* WHAT IS REQUIRED *
Locate the lines of the listing below that hold "name", then copy each of them.

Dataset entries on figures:
•••••
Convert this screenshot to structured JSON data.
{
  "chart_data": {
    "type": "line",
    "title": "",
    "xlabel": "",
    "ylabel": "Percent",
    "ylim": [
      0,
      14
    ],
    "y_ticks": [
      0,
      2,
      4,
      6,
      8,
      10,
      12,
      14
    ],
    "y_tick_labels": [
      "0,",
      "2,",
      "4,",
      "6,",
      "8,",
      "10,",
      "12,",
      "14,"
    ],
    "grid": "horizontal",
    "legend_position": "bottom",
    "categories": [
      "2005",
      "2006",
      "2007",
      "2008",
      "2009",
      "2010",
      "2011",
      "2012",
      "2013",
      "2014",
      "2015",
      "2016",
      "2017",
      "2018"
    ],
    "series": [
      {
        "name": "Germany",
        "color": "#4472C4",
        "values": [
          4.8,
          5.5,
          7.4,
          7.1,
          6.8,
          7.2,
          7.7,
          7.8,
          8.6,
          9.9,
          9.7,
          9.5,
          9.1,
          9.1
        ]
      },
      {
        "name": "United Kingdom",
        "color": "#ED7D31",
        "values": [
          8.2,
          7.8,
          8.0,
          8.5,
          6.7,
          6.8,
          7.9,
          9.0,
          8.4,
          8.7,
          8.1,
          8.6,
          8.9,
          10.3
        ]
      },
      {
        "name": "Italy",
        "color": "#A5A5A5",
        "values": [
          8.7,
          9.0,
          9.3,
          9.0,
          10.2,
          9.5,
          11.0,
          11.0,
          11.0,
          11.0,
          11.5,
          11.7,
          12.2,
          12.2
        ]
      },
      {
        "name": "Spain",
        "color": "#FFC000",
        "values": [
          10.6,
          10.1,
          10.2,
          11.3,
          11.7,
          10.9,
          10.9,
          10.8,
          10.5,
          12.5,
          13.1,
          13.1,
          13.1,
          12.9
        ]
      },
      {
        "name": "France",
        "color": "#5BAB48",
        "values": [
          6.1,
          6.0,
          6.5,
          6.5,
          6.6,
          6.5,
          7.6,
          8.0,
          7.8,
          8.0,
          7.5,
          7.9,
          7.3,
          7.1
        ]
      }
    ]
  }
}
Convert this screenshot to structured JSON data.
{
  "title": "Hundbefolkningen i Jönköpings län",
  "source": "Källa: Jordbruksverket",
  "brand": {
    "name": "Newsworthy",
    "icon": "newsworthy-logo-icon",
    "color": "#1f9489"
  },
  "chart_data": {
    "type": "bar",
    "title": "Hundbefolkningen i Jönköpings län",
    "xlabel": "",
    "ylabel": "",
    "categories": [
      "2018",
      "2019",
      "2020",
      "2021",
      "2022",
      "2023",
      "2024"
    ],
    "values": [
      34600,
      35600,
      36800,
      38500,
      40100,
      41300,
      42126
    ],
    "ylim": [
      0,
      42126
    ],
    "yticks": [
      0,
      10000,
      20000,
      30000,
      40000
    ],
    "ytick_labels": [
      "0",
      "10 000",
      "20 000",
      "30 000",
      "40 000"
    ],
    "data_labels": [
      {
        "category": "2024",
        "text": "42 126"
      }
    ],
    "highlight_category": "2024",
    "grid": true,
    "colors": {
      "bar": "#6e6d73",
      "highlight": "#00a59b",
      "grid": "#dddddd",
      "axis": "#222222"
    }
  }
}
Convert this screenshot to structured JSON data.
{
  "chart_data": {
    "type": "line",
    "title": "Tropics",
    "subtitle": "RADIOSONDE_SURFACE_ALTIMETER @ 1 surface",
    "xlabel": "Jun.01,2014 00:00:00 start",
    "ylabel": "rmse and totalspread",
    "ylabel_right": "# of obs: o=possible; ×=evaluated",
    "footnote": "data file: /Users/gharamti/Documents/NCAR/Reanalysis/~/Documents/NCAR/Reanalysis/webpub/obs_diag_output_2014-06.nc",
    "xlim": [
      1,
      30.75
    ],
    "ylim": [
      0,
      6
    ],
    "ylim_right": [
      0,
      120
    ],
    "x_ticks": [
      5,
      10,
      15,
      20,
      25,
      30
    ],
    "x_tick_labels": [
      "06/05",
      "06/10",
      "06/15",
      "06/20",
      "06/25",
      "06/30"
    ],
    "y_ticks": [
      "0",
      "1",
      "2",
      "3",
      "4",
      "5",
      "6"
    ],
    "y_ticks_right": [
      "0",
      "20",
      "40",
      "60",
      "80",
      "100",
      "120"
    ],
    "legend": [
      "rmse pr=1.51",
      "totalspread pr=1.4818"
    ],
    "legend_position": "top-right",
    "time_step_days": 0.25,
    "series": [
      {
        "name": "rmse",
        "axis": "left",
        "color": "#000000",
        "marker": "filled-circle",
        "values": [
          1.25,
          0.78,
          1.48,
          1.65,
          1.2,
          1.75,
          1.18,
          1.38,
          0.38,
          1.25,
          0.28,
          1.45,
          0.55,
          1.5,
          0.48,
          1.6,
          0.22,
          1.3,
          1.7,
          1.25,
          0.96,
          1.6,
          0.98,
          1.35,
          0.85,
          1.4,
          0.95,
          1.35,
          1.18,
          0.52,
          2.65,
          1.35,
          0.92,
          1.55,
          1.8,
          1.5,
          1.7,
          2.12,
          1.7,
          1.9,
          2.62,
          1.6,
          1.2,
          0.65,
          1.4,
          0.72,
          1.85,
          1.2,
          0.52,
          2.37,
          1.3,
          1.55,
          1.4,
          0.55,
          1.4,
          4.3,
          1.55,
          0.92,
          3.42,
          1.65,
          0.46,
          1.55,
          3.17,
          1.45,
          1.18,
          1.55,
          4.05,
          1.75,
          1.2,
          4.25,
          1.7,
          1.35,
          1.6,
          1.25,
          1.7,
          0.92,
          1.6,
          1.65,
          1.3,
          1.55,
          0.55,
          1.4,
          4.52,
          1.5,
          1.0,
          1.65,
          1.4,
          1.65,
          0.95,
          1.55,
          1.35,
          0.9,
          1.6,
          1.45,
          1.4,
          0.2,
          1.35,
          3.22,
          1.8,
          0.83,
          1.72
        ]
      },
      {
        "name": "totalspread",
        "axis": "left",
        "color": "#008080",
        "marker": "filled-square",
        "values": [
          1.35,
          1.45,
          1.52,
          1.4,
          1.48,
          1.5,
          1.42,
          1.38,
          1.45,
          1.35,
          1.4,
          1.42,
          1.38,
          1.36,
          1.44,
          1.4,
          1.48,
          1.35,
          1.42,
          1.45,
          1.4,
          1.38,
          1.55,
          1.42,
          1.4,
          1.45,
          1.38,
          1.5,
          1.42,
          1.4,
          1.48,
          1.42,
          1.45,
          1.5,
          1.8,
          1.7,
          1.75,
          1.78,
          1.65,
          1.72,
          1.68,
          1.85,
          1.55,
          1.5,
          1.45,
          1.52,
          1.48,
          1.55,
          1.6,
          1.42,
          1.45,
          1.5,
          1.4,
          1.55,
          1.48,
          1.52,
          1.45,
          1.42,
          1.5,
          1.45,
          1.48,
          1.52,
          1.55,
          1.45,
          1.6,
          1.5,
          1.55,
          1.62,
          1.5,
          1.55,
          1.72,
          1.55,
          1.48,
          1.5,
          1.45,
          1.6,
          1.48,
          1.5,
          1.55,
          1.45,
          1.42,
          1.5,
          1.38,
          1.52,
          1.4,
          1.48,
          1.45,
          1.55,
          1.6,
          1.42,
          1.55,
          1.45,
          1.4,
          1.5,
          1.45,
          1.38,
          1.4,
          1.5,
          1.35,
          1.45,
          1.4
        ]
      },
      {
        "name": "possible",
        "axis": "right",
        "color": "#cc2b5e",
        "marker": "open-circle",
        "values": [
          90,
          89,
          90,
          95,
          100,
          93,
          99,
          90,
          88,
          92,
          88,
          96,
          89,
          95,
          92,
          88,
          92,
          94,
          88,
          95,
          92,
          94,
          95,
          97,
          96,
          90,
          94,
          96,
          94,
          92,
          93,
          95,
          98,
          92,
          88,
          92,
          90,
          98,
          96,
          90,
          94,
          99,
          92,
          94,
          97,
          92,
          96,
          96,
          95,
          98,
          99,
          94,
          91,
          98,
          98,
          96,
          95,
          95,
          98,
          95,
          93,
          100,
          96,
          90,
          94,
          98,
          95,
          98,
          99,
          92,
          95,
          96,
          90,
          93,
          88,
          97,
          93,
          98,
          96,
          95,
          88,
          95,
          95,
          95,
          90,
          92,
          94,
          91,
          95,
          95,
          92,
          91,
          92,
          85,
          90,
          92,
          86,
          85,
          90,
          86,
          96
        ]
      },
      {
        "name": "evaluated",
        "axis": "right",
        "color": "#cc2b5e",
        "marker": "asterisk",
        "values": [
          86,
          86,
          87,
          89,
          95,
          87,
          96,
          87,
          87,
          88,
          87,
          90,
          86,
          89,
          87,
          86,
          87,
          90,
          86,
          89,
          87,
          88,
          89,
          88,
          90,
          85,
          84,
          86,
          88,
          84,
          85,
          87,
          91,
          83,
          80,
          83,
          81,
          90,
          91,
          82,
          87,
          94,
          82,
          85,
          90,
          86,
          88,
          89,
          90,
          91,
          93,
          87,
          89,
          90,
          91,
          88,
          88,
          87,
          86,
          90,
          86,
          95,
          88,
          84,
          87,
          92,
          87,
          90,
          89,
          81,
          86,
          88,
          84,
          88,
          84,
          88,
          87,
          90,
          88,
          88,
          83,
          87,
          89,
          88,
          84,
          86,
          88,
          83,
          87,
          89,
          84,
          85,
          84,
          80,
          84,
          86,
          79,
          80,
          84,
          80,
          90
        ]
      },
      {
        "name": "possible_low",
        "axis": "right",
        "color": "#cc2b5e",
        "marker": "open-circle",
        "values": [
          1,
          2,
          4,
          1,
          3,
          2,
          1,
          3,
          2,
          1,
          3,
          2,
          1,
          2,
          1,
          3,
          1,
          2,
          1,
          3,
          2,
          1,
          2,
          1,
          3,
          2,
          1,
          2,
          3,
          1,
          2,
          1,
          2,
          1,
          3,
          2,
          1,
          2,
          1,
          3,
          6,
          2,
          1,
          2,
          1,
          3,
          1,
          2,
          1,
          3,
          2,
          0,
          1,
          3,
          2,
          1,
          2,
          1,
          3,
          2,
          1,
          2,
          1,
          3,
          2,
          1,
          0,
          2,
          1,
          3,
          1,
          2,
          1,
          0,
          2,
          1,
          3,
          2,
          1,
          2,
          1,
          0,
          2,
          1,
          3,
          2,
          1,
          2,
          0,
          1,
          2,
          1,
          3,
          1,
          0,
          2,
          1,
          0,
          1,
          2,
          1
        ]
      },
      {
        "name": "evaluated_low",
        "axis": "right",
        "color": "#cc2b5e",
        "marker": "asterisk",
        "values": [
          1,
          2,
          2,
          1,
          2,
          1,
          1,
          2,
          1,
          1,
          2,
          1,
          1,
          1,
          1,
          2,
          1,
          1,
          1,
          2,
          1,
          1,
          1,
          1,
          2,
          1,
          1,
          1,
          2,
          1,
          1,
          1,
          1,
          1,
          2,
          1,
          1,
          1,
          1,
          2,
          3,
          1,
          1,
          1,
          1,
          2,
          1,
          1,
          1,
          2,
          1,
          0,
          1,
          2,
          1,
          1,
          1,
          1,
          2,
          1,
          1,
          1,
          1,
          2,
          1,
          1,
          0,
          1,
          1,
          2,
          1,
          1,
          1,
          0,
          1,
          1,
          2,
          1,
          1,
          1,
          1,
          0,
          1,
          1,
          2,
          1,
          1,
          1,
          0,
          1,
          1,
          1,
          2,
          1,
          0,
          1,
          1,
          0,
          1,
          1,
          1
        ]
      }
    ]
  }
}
•••••
* FULL OUTPUT *
        "name": "Germany",
        "name": "United Kingdom",
        "name": "Italy",
        "name": "Spain",
        "name": "France",
    "name": "Newsworthy",
        "name": "rmse",
        "name": "totalspread",
        "name": "possible",
        "name": "evaluated",
        "name": "possible_low",
        "name": "evaluated_low",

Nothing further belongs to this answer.